Saved entries:
━━━━━━━━━━━━━━━━━━━━

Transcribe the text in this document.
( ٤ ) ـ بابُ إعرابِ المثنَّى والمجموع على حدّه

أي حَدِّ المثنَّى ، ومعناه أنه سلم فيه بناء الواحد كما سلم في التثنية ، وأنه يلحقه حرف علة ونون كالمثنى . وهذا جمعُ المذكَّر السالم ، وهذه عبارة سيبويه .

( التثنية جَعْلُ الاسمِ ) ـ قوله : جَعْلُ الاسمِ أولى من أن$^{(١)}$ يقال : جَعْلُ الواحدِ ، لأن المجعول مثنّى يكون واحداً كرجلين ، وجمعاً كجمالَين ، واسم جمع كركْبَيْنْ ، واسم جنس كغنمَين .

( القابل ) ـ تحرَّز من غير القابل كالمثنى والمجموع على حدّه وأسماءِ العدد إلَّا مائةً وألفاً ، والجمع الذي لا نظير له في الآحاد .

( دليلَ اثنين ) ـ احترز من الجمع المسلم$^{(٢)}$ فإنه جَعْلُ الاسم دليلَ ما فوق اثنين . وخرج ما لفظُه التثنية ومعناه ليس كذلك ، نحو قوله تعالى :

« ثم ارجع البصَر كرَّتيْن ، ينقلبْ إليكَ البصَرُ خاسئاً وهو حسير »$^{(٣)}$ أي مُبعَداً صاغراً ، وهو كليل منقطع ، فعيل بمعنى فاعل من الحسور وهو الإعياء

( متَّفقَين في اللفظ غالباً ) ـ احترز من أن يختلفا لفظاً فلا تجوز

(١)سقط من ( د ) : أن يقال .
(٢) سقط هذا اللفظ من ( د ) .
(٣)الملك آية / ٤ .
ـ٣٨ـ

━━━━━━━━━━━━━━━━━━━━

Direction: Return the lines of the records that include the string "الاسم".

Answer to the problem:
( التثنية جَعْلُ الاسمِ ) ـ قوله : جَعْلُ الاسمِ أولى من أن$^{(١)}$ يقال : جَعْلُ الواحدِ ، لأن المجعول مثنّى يكون واحداً كرجلين ، وجمعاً كجمالَين ، واسم جمع كركْبَيْنْ ، واسم جنس كغنمَين .
( دليلَ اثنين ) ـ احترز من الجمع المسلم$^{(٢)}$ فإنه جَعْلُ الاسم دليلَ ما فوق اثنين . وخرج ما لفظُه التثنية ومعناه ليس كذلك ، نحو قوله تعالى :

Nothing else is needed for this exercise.